▶ **Page segmentation data**
---

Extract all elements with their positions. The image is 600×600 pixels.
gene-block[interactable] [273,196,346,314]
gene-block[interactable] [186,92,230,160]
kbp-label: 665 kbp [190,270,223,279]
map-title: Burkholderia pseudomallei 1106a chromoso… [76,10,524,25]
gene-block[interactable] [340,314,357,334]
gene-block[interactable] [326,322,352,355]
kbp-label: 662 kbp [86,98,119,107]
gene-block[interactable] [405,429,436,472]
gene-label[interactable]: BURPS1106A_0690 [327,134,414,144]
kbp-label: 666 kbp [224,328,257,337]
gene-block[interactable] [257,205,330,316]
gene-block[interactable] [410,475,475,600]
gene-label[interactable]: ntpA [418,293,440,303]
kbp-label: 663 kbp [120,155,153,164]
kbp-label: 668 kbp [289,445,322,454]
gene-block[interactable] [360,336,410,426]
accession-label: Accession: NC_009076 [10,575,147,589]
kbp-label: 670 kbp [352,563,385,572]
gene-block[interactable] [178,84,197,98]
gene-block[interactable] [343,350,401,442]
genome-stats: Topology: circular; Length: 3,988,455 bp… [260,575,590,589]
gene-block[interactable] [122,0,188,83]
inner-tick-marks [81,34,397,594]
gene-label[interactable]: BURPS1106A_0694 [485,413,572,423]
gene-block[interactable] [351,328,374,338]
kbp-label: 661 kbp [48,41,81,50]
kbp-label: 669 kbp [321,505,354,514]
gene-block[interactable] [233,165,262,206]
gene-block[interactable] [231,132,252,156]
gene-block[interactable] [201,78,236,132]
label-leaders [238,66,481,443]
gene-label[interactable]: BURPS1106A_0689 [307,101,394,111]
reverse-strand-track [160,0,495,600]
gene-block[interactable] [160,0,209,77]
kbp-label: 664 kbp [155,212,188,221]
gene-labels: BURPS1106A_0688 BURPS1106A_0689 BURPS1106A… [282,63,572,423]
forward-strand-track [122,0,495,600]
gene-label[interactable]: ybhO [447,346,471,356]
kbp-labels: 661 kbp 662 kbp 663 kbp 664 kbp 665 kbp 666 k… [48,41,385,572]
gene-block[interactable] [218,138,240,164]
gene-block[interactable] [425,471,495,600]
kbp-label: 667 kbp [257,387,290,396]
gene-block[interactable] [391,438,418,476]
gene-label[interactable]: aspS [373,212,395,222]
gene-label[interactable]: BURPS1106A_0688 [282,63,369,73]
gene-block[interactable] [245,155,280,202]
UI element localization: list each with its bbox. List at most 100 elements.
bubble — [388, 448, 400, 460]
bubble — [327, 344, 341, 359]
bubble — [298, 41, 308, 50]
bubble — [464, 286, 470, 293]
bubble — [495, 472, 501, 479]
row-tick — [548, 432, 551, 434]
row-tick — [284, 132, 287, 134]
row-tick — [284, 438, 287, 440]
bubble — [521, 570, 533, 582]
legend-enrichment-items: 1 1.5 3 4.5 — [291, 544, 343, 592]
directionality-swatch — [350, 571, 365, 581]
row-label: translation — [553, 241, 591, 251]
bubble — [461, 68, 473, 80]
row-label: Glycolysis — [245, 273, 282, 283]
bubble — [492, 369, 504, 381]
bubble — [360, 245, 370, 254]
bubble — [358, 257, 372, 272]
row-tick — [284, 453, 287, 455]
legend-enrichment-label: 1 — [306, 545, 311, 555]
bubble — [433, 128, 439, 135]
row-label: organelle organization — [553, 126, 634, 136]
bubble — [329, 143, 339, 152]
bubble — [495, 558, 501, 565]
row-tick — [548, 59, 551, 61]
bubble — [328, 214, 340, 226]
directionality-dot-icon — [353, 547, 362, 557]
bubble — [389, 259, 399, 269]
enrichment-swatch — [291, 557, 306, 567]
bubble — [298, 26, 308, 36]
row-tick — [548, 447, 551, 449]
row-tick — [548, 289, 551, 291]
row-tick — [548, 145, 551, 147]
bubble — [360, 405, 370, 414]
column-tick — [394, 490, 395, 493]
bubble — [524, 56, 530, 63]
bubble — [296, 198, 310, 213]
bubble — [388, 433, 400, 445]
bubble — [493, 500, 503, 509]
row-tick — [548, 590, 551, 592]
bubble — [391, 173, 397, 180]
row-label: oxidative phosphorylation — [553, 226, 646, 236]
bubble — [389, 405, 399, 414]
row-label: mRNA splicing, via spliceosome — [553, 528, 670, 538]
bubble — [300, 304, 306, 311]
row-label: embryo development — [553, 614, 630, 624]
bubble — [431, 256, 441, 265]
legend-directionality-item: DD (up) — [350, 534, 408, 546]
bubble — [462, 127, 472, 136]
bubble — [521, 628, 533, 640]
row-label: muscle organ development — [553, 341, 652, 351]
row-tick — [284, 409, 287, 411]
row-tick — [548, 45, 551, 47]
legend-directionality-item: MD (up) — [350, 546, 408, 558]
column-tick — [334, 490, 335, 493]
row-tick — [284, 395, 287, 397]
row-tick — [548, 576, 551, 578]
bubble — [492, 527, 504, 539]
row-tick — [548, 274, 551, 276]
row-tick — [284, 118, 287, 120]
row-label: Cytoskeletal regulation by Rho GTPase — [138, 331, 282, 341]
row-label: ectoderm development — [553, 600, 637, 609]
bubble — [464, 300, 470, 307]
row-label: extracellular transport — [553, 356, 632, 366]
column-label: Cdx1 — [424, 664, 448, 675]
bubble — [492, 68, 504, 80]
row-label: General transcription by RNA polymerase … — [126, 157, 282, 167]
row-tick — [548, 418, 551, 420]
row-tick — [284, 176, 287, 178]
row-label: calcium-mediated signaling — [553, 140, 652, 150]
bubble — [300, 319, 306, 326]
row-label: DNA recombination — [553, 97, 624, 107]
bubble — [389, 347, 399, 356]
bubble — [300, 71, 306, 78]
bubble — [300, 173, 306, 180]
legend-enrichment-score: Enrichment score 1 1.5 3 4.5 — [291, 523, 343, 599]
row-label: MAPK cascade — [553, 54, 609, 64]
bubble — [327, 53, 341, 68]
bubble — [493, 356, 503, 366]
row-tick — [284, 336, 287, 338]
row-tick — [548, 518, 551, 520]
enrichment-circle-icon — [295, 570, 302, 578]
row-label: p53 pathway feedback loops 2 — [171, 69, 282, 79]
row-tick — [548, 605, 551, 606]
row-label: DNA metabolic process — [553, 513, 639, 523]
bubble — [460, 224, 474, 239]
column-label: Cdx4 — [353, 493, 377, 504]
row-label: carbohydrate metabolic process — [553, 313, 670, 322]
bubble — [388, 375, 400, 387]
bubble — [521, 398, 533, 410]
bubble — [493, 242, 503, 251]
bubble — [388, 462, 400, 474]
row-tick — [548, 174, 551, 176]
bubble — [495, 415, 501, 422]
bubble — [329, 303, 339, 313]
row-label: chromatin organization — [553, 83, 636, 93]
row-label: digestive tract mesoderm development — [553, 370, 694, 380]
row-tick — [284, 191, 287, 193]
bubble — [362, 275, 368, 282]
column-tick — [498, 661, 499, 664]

---

In the entries above, find each line that has the word "organization". Copy it.

▶ **Answer**
row-label: organelle organization — [553, 126, 634, 136]
row-label: chromatin organization — [553, 83, 636, 93]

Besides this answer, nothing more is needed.